--- Begin Data supplied ---

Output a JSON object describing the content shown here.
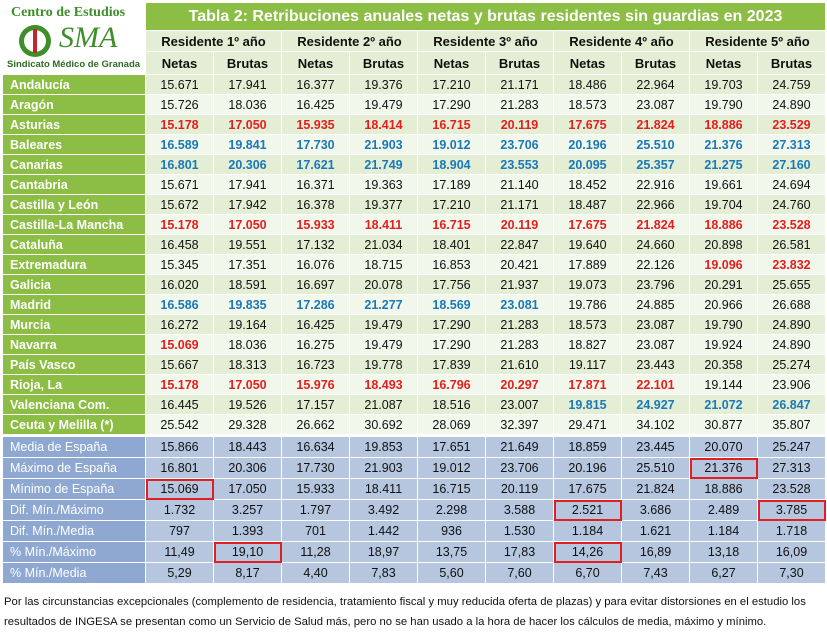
{
  "logo": {
    "top": "Centro de Estudios",
    "acronym": "SMA",
    "bottom": "Sindicato Médico de Granada"
  },
  "title": "Tabla 2: Retribuciones anuales netas y brutas residentes sin guardias en 2023",
  "groups": [
    "Residente 1º año",
    "Residente 2º año",
    "Residente 3º año",
    "Residente 4º año",
    "Residente 5º año"
  ],
  "subheaders": [
    "Netas",
    "Brutas",
    "Netas",
    "Brutas",
    "Netas",
    "Brutas",
    "Netas",
    "Brutas",
    "Netas",
    "Brutas"
  ],
  "highlight_colors": {
    "red": "#e41e1e",
    "blue": "#1b78b8"
  },
  "rows": [
    {
      "label": "Andalucía",
      "values": [
        "15.671",
        "17.941",
        "16.377",
        "19.376",
        "17.210",
        "21.171",
        "18.486",
        "22.964",
        "19.703",
        "24.759"
      ]
    },
    {
      "label": "Aragón",
      "values": [
        "15.726",
        "18.036",
        "16.425",
        "19.479",
        "17.290",
        "21.283",
        "18.573",
        "23.087",
        "19.790",
        "24.890"
      ]
    },
    {
      "label": "Asturias",
      "values": [
        "15.178",
        "17.050",
        "15.935",
        "18.414",
        "16.715",
        "20.119",
        "17.675",
        "21.824",
        "18.886",
        "23.529"
      ],
      "highlight": [
        "red",
        "red",
        "red",
        "red",
        "red",
        "red",
        "red",
        "red",
        "red",
        "red"
      ]
    },
    {
      "label": "Baleares",
      "values": [
        "16.589",
        "19.841",
        "17.730",
        "21.903",
        "19.012",
        "23.706",
        "20.196",
        "25.510",
        "21.376",
        "27.313"
      ],
      "highlight": [
        "blue",
        "blue",
        "blue",
        "blue",
        "blue",
        "blue",
        "blue",
        "blue",
        "blue",
        "blue"
      ]
    },
    {
      "label": "Canarias",
      "values": [
        "16.801",
        "20.306",
        "17.621",
        "21.749",
        "18.904",
        "23.553",
        "20.095",
        "25.357",
        "21.275",
        "27.160"
      ],
      "highlight": [
        "blue",
        "blue",
        "blue",
        "blue",
        "blue",
        "blue",
        "blue",
        "blue",
        "blue",
        "blue"
      ]
    },
    {
      "label": "Cantabria",
      "values": [
        "15.671",
        "17.941",
        "16.371",
        "19.363",
        "17.189",
        "21.140",
        "18.452",
        "22.916",
        "19.661",
        "24.694"
      ]
    },
    {
      "label": "Castilla y León",
      "values": [
        "15.672",
        "17.942",
        "16.378",
        "19.377",
        "17.210",
        "21.171",
        "18.487",
        "22.966",
        "19.704",
        "24.760"
      ]
    },
    {
      "label": "Castilla-La Mancha",
      "values": [
        "15.178",
        "17.050",
        "15.933",
        "18.411",
        "16.715",
        "20.119",
        "17.675",
        "21.824",
        "18.886",
        "23.528"
      ],
      "highlight": [
        "red",
        "red",
        "red",
        "red",
        "red",
        "red",
        "red",
        "red",
        "red",
        "red"
      ]
    },
    {
      "label": "Cataluña",
      "values": [
        "16.458",
        "19.551",
        "17.132",
        "21.034",
        "18.401",
        "22.847",
        "19.640",
        "24.660",
        "20.898",
        "26.581"
      ]
    },
    {
      "label": "Extremadura",
      "values": [
        "15.345",
        "17.351",
        "16.076",
        "18.715",
        "16.853",
        "20.421",
        "17.889",
        "22.126",
        "19.096",
        "23.832"
      ],
      "highlight": [
        null,
        null,
        null,
        null,
        null,
        null,
        null,
        null,
        "red",
        "red"
      ]
    },
    {
      "label": "Galicia",
      "values": [
        "16.020",
        "18.591",
        "16.697",
        "20.078",
        "17.756",
        "21.937",
        "19.073",
        "23.796",
        "20.291",
        "25.655"
      ]
    },
    {
      "label": "Madrid",
      "values": [
        "16.586",
        "19.835",
        "17.286",
        "21.277",
        "18.569",
        "23.081",
        "19.786",
        "24.885",
        "20.966",
        "26.688"
      ],
      "highlight": [
        "blue",
        "blue",
        "blue",
        "blue",
        "blue",
        "blue",
        null,
        null,
        null,
        null
      ]
    },
    {
      "label": "Murcia",
      "values": [
        "16.272",
        "19.164",
        "16.425",
        "19.479",
        "17.290",
        "21.283",
        "18.573",
        "23.087",
        "19.790",
        "24.890"
      ]
    },
    {
      "label": "Navarra",
      "values": [
        "15.069",
        "18.036",
        "16.275",
        "19.479",
        "17.290",
        "21.283",
        "18.827",
        "23.087",
        "19.924",
        "24.890"
      ],
      "highlight": [
        "red",
        null,
        null,
        null,
        null,
        null,
        null,
        null,
        null,
        null
      ]
    },
    {
      "label": "País Vasco",
      "values": [
        "15.667",
        "18.313",
        "16.723",
        "19.778",
        "17.839",
        "21.610",
        "19.117",
        "23.443",
        "20.358",
        "25.274"
      ]
    },
    {
      "label": "Rioja, La",
      "values": [
        "15.178",
        "17.050",
        "15.976",
        "18.493",
        "16.796",
        "20.297",
        "17.871",
        "22.101",
        "19.144",
        "23.906"
      ],
      "highlight": [
        "red",
        "red",
        "red",
        "red",
        "red",
        "red",
        "red",
        "red",
        null,
        null
      ]
    },
    {
      "label": "Valenciana Com.",
      "values": [
        "16.445",
        "19.526",
        "17.157",
        "21.087",
        "18.516",
        "23.007",
        "19.815",
        "24.927",
        "21.072",
        "26.847"
      ],
      "highlight": [
        null,
        null,
        null,
        null,
        null,
        null,
        "blue",
        "blue",
        "blue",
        "blue"
      ]
    },
    {
      "label": "Ceuta y Melilla (*)",
      "values": [
        "25.542",
        "29.328",
        "26.662",
        "30.692",
        "28.069",
        "32.397",
        "29.471",
        "34.102",
        "30.877",
        "35.807"
      ]
    }
  ],
  "summary_rows": [
    {
      "label": "Media de España",
      "values": [
        "15.866",
        "18.443",
        "16.634",
        "19.853",
        "17.651",
        "21.649",
        "18.859",
        "23.445",
        "20.070",
        "25.247"
      ]
    },
    {
      "label": "Máximo de España",
      "values": [
        "16.801",
        "20.306",
        "17.730",
        "21.903",
        "19.012",
        "23.706",
        "20.196",
        "25.510",
        "21.376",
        "27.313"
      ],
      "boxed": [
        8
      ]
    },
    {
      "label": "Mínimo de España",
      "values": [
        "15.069",
        "17.050",
        "15.933",
        "18.411",
        "16.715",
        "20.119",
        "17.675",
        "21.824",
        "18.886",
        "23.528"
      ],
      "boxed": [
        0
      ]
    },
    {
      "label": "Dif. Mín./Máximo",
      "values": [
        "1.732",
        "3.257",
        "1.797",
        "3.492",
        "2.298",
        "3.588",
        "2.521",
        "3.686",
        "2.489",
        "3.785"
      ],
      "boxed": [
        6,
        9
      ]
    },
    {
      "label": "Dif. Mín./Media",
      "values": [
        "797",
        "1.393",
        "701",
        "1.442",
        "936",
        "1.530",
        "1.184",
        "1.621",
        "1.184",
        "1.718"
      ]
    },
    {
      "label": "% Mín./Máximo",
      "values": [
        "11,49",
        "19,10",
        "11,28",
        "18,97",
        "13,75",
        "17,83",
        "14,26",
        "16,89",
        "13,18",
        "16,09"
      ],
      "boxed": [
        1,
        6
      ]
    },
    {
      "label": "% Mín./Media",
      "values": [
        "5,29",
        "8,17",
        "4,40",
        "7,83",
        "5,60",
        "7,60",
        "6,70",
        "7,43",
        "6,27",
        "7,30"
      ]
    }
  ],
  "footnote": "Por las circunstancias excepcionales (complemento de residencia, tratamiento fiscal y muy reducida oferta de plazas) y para evitar distorsiones en el estudio los resultados de INGESA se presentan como un Servicio de Salud más, pero no se han usado a la hora de hacer los cálculos de media, máximo y mínimo."
}
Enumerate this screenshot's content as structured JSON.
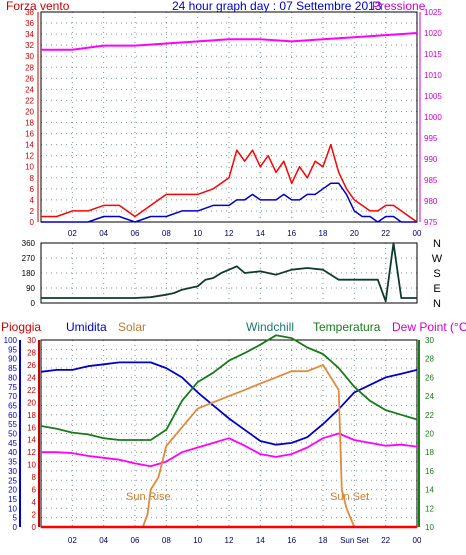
{
  "header": {
    "left_label": "Forza vento",
    "title": "24 hour graph day : 07 Settembre 2013",
    "right_label": "Pressione"
  },
  "bottom_header": {
    "pioggia": "Pioggia",
    "umidita": "Umidita",
    "solar": "Solar",
    "windchill": "Windchill",
    "temperatura": "Temperatura",
    "dewpoint": "Dew Point (°C)"
  },
  "annotations": {
    "sunrise": "Sun Rise",
    "sunset": "Sun Set"
  },
  "colors": {
    "wind_gust": "#ff0000",
    "wind_avg": "#0000cc",
    "pressure": "#ff00ff",
    "direction": "#0f3a30",
    "humidity": "#0000cc",
    "solar": "#e08a3a",
    "temperature": "#1a7a1a",
    "dewpoint": "#ff00ff",
    "rain": "#ff0000",
    "axis_left": "#cc0000",
    "axis_right": "#cc00cc",
    "axis_blue": "#0000cc",
    "axis_green": "#1a7a1a",
    "grid": "#7a9a9a"
  },
  "chart_data": [
    {
      "type": "line",
      "name": "wind-pressure",
      "x_ticks": [
        "02",
        "04",
        "06",
        "08",
        "10",
        "12",
        "14",
        "16",
        "18",
        "20",
        "22",
        "00"
      ],
      "y_left_ticks": [
        "0",
        "2",
        "4",
        "6",
        "8",
        "10",
        "12",
        "14",
        "16",
        "18",
        "20",
        "22",
        "24",
        "26",
        "28",
        "30",
        "32",
        "34",
        "36",
        "38"
      ],
      "y_left_range": [
        0,
        38
      ],
      "y_right_ticks": [
        "975",
        "980",
        "985",
        "990",
        "995",
        "1000",
        "1005",
        "1010",
        "1015",
        "1020",
        "1025"
      ],
      "y_right_range": [
        975,
        1025
      ],
      "x_range": [
        0,
        24
      ],
      "grid": true,
      "series": [
        {
          "key": "gust",
          "color": "#ff0000",
          "x": [
            0,
            1,
            2,
            3,
            4,
            5,
            6,
            7,
            8,
            9,
            10,
            11,
            12,
            12.5,
            13,
            13.5,
            14,
            14.5,
            15,
            15.5,
            16,
            16.5,
            17,
            17.5,
            18,
            18.5,
            19,
            19.5,
            20,
            20.5,
            21,
            21.5,
            22,
            22.5,
            23,
            23.5,
            24
          ],
          "values": [
            1,
            1,
            2,
            2,
            3,
            3,
            1,
            3,
            5,
            5,
            5,
            6,
            8,
            13,
            11,
            13,
            10,
            12,
            9,
            11,
            7,
            10,
            8,
            11,
            10,
            14,
            9,
            6,
            4,
            3,
            2,
            2,
            3,
            3,
            2,
            1,
            0
          ]
        },
        {
          "key": "avg",
          "color": "#0000cc",
          "x": [
            0,
            1,
            2,
            3,
            4,
            5,
            6,
            7,
            8,
            9,
            10,
            11,
            12,
            12.5,
            13,
            13.5,
            14,
            14.5,
            15,
            15.5,
            16,
            16.5,
            17,
            17.5,
            18,
            18.5,
            19,
            19.5,
            20,
            20.5,
            21,
            21.5,
            22,
            22.5,
            23,
            23.5,
            24
          ],
          "values": [
            0,
            0,
            0,
            0,
            1,
            1,
            0,
            1,
            1,
            2,
            2,
            3,
            3,
            4,
            4,
            5,
            4,
            4,
            4,
            5,
            4,
            4,
            5,
            5,
            6,
            7,
            7,
            5,
            2,
            1,
            1,
            0,
            1,
            1,
            0,
            0,
            0
          ]
        },
        {
          "key": "pressure",
          "color": "#ff00ff",
          "axis": "right",
          "x": [
            0,
            2,
            4,
            6,
            8,
            10,
            12,
            14,
            16,
            18,
            20,
            22,
            24
          ],
          "values": [
            1016,
            1016,
            1017,
            1017,
            1017.5,
            1018,
            1018.5,
            1018.5,
            1018,
            1018.5,
            1019,
            1019.5,
            1020
          ]
        }
      ]
    },
    {
      "type": "line",
      "name": "wind-direction",
      "y_ticks": [
        "0",
        "90",
        "180",
        "270",
        "360"
      ],
      "y_range": [
        0,
        360
      ],
      "compass_labels": [
        "N",
        "W",
        "S",
        "E",
        "N"
      ],
      "x_range": [
        0,
        24
      ],
      "series": [
        {
          "key": "direction",
          "color": "#0f3a30",
          "x": [
            0,
            3,
            6,
            7,
            8,
            8.5,
            9,
            10,
            10.5,
            11,
            11.5,
            12,
            12.5,
            13,
            14,
            15,
            16,
            17,
            18,
            19,
            20,
            21,
            21.5,
            22,
            22.5,
            23,
            24
          ],
          "values": [
            30,
            30,
            30,
            35,
            50,
            60,
            80,
            100,
            140,
            150,
            180,
            200,
            220,
            180,
            190,
            170,
            200,
            210,
            200,
            140,
            140,
            140,
            140,
            10,
            360,
            30,
            30
          ]
        }
      ]
    },
    {
      "type": "line",
      "name": "humidity-temperature",
      "x_ticks": [
        "02",
        "04",
        "06",
        "08",
        "10",
        "12",
        "14",
        "16",
        "18",
        "Sun Set",
        "22",
        "00"
      ],
      "y_blue_ticks": [
        "0",
        "5",
        "10",
        "15",
        "20",
        "25",
        "30",
        "35",
        "40",
        "45",
        "50",
        "55",
        "60",
        "65",
        "70",
        "75",
        "80",
        "85",
        "90",
        "95",
        "100"
      ],
      "y_blue_range": [
        0,
        100
      ],
      "y_red_ticks": [
        "0",
        "2",
        "4",
        "6",
        "8",
        "10",
        "12",
        "14",
        "16",
        "18",
        "20",
        "22",
        "24",
        "26",
        "28",
        "30"
      ],
      "y_red_range": [
        0,
        30
      ],
      "y_right_ticks": [
        "10",
        "12",
        "14",
        "16",
        "18",
        "20",
        "22",
        "24",
        "26",
        "28",
        "30"
      ],
      "y_right_range": [
        10,
        30
      ],
      "x_range": [
        0,
        24
      ],
      "grid": true,
      "series": [
        {
          "key": "humidity",
          "color": "#0000cc",
          "axis": "blue",
          "x": [
            0,
            1,
            2,
            3,
            4,
            5,
            6,
            7,
            8,
            9,
            10,
            11,
            12,
            13,
            14,
            15,
            16,
            17,
            18,
            19,
            20,
            21,
            22,
            23,
            24
          ],
          "values": [
            83,
            84,
            84,
            86,
            87,
            88,
            88,
            88,
            85,
            80,
            72,
            65,
            58,
            52,
            46,
            44,
            45,
            48,
            55,
            63,
            72,
            76,
            80,
            82,
            84
          ]
        },
        {
          "key": "temperature",
          "color": "#1a7a1a",
          "axis": "right",
          "x": [
            0,
            1,
            2,
            3,
            4,
            5,
            6,
            7,
            8,
            9,
            10,
            11,
            12,
            13,
            14,
            15,
            16,
            17,
            18,
            19,
            20,
            21,
            22,
            23,
            24
          ],
          "values": [
            20.8,
            20.5,
            20.1,
            19.9,
            19.5,
            19.3,
            19.3,
            19.3,
            20.4,
            23.5,
            25.5,
            26.5,
            27.8,
            28.6,
            29.5,
            30.5,
            30.2,
            29.2,
            28.5,
            27,
            25,
            23.5,
            22.5,
            22,
            21.5
          ]
        },
        {
          "key": "dewpoint",
          "color": "#ff00ff",
          "axis": "right",
          "x": [
            0,
            1,
            2,
            3,
            4,
            5,
            6,
            7,
            8,
            9,
            10,
            11,
            12,
            13,
            14,
            15,
            16,
            17,
            18,
            19,
            20,
            21,
            22,
            23,
            24
          ],
          "values": [
            18,
            18,
            17.9,
            17.6,
            17.4,
            17.2,
            16.8,
            16.5,
            17,
            18,
            18.5,
            19,
            19.5,
            18.7,
            17.8,
            17.5,
            17.8,
            18.5,
            19.5,
            20,
            19.3,
            19,
            18.7,
            18.8,
            18.6
          ]
        },
        {
          "key": "solar",
          "color": "#e08a3a",
          "axis": "red",
          "x": [
            0,
            6.5,
            6.8,
            7,
            7.5,
            8,
            9,
            10,
            11,
            12,
            13,
            14,
            15,
            16,
            17,
            18,
            18.5,
            19,
            19.2,
            19.5,
            20,
            21,
            24
          ],
          "values": [
            0,
            0,
            2,
            6,
            8,
            13,
            16,
            19,
            20,
            21,
            22,
            23,
            24,
            25,
            25,
            26,
            24,
            22,
            6,
            3,
            0,
            0,
            0
          ]
        },
        {
          "key": "rain",
          "color": "#ff0000",
          "axis": "red",
          "x": [
            0,
            24
          ],
          "values": [
            0,
            0
          ]
        }
      ]
    }
  ]
}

--- End Data supplied ---

* [What to produce]
Filter out every line that lacks the word "JSON", and copy the rest.

* [Task result]
Output a JSON object describing the content shown here.
Enumerate this screenshot's content as structured JSON.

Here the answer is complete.